Stored data:

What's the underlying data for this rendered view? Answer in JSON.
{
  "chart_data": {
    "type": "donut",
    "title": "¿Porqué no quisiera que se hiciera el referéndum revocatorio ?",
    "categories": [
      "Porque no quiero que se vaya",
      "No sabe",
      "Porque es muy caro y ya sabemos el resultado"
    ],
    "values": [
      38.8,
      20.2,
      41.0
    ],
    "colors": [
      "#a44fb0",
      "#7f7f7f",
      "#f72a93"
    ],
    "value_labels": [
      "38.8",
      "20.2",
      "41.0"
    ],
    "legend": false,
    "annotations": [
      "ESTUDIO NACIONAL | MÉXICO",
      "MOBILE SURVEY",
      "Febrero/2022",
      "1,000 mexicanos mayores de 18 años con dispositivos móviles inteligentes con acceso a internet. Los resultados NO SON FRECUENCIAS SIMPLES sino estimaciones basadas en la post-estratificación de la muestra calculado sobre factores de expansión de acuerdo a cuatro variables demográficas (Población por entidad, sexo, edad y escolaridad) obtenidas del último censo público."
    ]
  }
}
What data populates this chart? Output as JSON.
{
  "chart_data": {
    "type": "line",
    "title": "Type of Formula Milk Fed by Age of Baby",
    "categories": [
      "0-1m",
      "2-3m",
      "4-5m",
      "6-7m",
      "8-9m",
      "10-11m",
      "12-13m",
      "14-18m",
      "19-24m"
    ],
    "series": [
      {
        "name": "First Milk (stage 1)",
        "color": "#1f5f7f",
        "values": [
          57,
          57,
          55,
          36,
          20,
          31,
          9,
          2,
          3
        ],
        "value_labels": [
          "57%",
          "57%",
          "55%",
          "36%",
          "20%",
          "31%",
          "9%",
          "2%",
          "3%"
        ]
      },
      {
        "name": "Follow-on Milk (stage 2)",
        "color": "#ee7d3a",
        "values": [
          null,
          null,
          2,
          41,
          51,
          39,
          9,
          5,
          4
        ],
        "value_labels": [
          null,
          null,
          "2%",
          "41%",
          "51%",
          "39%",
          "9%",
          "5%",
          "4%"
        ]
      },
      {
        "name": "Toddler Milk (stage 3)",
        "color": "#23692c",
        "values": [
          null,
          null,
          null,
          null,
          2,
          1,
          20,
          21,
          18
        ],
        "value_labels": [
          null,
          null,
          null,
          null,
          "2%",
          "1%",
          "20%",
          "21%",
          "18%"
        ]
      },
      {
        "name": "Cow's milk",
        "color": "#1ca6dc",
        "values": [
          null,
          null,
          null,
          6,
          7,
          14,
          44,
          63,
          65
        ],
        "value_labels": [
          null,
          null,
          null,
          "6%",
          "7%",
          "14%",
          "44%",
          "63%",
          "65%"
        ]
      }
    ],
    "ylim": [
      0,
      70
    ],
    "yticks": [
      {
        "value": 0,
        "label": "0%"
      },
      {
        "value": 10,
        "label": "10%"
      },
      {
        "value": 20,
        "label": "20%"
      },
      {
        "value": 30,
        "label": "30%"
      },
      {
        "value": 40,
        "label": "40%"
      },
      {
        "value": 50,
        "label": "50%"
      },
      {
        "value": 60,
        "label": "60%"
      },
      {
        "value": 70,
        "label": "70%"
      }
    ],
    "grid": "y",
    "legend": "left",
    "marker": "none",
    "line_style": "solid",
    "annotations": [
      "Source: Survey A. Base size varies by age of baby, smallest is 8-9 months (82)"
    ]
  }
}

Work to be completed:
Pick out and copy every line that contains the word "What".

Exercise solution:
What's the underlying data for this rendered view? Answer in JSON.
What data populates this chart? Output as JSON.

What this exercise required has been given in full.